From the listing below, pull out all lines with "Pythia" in them.
=== STORED ROWS ===
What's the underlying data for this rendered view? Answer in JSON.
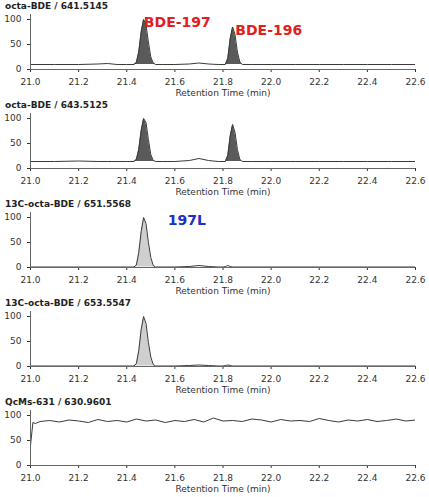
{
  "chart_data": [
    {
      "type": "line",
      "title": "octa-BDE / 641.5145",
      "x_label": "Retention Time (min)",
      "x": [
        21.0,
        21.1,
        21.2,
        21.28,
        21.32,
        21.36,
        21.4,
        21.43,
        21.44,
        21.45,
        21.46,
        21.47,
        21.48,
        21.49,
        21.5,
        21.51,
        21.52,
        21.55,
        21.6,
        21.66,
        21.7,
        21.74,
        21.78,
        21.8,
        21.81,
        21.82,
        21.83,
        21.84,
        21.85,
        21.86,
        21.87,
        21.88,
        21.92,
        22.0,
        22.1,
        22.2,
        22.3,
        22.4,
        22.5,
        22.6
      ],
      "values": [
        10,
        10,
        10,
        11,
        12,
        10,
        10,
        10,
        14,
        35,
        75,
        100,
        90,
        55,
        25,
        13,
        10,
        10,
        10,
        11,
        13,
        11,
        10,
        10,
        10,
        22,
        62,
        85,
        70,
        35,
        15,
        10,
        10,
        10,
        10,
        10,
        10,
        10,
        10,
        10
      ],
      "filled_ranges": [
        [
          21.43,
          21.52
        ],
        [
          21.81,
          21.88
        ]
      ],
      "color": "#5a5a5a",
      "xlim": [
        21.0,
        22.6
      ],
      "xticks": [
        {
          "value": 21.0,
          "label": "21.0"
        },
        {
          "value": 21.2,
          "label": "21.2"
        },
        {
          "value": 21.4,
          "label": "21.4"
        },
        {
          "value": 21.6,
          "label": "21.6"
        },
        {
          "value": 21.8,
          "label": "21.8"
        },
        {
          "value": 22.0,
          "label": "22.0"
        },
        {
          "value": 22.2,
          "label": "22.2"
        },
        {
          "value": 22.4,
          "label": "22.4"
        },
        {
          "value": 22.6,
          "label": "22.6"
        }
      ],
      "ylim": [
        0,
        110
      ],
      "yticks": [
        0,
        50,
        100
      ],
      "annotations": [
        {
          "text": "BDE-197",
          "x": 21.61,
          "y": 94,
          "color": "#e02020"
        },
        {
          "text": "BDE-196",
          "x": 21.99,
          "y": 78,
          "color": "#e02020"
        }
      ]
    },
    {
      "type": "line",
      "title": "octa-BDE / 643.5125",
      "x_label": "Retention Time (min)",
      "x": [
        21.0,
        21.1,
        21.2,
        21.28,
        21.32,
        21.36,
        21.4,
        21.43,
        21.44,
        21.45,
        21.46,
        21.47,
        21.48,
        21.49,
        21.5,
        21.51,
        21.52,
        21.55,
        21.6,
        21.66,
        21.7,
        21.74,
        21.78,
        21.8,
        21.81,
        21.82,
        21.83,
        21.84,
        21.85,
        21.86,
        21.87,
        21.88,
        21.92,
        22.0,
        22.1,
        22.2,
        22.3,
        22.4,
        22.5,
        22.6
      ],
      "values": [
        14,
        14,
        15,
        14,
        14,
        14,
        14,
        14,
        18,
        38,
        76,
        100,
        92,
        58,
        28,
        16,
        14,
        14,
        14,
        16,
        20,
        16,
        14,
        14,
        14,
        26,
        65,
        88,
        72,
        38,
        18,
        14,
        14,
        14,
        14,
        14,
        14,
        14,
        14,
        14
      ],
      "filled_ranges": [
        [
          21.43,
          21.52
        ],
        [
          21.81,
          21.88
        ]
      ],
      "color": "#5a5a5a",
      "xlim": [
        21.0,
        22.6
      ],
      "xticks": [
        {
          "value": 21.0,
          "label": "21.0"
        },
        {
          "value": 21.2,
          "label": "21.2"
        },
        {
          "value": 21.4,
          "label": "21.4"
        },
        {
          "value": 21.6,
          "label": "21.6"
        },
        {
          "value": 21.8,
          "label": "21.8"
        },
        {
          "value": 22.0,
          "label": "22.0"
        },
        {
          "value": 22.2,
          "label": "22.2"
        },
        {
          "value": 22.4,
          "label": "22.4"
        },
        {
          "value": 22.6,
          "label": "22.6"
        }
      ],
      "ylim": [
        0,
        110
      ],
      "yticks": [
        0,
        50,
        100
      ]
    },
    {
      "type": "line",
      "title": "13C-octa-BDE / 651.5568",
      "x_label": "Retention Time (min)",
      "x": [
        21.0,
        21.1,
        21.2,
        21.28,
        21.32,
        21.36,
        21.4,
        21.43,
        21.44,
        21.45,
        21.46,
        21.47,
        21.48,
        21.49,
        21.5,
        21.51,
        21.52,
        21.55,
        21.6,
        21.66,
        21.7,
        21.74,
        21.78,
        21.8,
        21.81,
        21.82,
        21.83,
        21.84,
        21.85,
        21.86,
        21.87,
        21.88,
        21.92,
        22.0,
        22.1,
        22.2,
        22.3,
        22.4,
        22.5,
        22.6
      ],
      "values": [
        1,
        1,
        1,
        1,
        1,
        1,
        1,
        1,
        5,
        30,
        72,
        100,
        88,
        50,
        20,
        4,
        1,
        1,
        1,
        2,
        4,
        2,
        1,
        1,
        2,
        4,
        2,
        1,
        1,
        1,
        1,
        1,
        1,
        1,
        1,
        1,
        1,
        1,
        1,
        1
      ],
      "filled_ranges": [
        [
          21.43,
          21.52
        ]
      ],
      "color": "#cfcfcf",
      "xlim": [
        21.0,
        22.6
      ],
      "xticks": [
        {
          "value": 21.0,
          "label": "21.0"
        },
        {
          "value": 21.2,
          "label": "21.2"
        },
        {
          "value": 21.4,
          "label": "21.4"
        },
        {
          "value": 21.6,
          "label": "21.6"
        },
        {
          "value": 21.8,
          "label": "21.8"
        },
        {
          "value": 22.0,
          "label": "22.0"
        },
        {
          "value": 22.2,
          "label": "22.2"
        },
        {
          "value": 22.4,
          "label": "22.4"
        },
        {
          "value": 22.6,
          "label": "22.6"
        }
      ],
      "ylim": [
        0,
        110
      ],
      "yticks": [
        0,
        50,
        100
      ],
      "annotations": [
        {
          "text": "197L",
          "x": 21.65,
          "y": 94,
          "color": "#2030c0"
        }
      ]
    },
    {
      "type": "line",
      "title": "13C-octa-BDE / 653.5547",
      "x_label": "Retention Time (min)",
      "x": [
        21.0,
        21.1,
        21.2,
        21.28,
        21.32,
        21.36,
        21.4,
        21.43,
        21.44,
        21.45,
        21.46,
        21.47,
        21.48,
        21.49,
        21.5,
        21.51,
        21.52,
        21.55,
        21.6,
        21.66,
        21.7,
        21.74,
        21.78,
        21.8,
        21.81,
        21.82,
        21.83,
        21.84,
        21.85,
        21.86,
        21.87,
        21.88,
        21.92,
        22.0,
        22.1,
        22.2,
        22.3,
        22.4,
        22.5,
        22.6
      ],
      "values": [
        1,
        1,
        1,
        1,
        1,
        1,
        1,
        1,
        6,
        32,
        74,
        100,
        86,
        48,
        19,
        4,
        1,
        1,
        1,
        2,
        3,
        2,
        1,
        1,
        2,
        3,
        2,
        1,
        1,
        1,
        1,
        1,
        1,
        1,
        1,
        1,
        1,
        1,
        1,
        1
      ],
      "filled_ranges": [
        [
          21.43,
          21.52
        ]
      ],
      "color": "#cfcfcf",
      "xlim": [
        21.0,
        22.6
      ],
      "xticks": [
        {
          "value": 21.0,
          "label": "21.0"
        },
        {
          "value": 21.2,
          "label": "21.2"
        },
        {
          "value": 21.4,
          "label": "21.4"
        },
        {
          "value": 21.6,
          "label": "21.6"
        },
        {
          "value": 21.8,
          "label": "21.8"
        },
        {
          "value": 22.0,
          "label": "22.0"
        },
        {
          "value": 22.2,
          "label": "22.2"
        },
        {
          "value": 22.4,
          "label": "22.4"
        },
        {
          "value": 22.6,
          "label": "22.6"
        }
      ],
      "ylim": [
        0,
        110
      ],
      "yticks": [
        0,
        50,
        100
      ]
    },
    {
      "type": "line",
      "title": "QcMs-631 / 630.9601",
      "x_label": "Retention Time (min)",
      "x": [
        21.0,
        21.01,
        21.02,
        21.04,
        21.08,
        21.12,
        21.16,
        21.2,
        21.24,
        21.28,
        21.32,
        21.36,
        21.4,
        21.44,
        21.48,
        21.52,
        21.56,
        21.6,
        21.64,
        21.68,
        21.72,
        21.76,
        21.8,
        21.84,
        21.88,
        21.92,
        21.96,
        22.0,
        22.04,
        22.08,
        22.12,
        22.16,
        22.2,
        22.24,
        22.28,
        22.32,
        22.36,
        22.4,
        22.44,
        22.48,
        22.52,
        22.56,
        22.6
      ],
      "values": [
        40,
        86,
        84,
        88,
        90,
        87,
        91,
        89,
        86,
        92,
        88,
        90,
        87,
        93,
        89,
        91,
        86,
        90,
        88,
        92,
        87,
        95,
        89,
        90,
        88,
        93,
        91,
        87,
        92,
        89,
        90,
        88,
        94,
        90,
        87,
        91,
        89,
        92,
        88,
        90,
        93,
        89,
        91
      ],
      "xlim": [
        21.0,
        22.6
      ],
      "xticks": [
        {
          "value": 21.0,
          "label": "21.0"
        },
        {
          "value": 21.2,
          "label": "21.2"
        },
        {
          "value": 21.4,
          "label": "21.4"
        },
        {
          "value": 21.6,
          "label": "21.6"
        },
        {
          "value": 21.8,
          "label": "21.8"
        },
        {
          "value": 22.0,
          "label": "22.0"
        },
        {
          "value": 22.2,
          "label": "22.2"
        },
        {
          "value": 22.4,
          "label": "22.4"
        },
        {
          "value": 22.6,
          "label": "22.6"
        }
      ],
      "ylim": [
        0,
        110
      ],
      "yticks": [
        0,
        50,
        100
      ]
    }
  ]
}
===
=== STORED ROWS ===
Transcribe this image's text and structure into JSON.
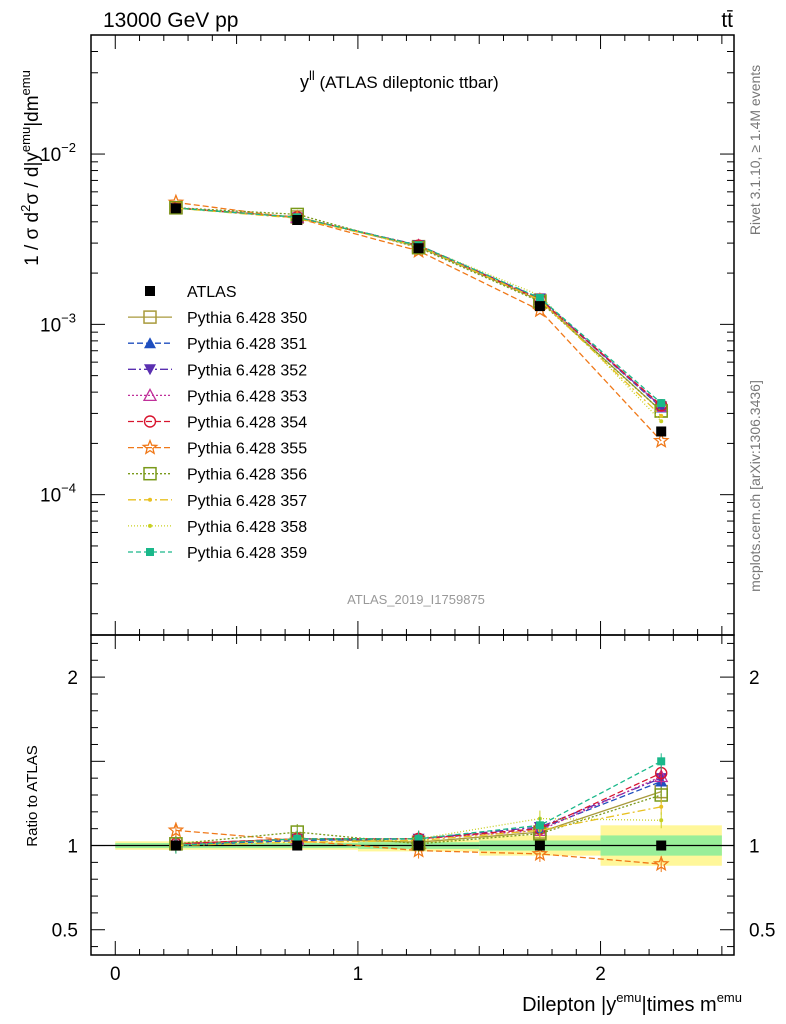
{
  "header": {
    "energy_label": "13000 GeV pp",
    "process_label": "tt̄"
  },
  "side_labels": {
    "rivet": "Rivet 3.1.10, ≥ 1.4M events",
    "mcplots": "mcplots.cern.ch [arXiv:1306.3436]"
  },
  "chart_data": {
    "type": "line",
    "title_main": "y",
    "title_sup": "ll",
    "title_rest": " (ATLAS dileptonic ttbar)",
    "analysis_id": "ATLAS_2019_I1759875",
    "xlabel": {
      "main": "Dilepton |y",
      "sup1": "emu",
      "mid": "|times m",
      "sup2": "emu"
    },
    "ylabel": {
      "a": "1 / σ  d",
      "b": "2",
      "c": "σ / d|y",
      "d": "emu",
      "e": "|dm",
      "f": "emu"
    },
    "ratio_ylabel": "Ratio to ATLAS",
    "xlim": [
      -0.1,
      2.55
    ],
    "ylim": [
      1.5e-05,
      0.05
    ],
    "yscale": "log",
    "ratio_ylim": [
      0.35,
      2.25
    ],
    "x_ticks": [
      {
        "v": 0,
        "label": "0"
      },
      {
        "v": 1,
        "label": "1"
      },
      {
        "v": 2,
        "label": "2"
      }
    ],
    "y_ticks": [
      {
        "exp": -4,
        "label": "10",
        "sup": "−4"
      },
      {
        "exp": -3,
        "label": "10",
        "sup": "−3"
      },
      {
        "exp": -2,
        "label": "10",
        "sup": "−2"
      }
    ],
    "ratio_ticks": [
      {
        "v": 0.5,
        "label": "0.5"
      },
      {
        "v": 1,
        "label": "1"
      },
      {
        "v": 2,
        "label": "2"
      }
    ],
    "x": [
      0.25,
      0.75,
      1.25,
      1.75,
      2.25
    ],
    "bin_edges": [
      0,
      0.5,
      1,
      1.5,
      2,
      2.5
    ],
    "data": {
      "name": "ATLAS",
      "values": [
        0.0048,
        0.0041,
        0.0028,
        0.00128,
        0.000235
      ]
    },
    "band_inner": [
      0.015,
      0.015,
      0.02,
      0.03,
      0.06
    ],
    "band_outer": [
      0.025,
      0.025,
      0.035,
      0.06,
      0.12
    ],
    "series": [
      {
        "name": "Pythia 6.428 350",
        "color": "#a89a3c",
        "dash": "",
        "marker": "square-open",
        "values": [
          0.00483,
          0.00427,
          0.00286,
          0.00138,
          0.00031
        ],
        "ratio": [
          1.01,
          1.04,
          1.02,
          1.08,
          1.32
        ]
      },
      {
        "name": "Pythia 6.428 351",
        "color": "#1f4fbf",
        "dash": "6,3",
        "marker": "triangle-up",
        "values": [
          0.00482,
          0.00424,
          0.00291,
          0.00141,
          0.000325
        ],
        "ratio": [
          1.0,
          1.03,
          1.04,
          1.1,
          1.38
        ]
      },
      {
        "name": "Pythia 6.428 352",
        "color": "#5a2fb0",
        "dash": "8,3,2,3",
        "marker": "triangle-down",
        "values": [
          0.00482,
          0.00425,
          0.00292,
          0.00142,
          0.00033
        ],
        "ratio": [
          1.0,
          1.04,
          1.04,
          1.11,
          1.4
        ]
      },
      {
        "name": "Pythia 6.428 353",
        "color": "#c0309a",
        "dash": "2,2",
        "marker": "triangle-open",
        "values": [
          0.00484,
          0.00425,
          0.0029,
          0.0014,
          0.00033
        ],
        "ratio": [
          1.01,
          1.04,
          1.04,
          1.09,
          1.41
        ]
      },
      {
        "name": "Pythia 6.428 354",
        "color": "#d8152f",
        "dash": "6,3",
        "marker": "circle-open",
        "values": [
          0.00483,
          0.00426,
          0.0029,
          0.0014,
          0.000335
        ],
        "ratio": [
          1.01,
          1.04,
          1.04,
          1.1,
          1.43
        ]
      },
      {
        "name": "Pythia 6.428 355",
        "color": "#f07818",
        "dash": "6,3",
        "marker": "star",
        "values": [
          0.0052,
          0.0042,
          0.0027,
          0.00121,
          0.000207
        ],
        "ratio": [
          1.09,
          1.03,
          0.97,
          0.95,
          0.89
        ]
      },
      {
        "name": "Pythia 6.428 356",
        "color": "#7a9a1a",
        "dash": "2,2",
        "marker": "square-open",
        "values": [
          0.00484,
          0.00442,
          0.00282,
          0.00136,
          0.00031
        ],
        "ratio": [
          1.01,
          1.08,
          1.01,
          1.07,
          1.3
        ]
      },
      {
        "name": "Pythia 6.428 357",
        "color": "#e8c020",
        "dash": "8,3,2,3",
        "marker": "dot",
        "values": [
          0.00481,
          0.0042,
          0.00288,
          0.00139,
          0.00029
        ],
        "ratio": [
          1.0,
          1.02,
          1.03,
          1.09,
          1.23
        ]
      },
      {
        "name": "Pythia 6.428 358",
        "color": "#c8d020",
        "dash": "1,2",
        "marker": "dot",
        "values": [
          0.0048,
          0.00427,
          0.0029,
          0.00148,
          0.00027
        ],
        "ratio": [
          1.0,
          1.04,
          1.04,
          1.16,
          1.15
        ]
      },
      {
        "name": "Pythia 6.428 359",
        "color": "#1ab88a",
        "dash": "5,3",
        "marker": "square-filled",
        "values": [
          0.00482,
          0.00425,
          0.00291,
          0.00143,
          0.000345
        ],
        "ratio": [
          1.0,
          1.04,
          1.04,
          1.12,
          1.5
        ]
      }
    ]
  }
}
===
◆ COMPLETE OUTPUT:
        "name": "Pythia 6.428 350",
        "name": "Pythia 6.428 351",
        "name": "Pythia 6.428 352",
        "name": "Pythia 6.428 353",
        "name": "Pythia 6.428 354",
        "name": "Pythia 6.428 355",
        "name": "Pythia 6.428 356",
        "name": "Pythia 6.428 357",
        "name": "Pythia 6.428 358",
        "name": "Pythia 6.428 359",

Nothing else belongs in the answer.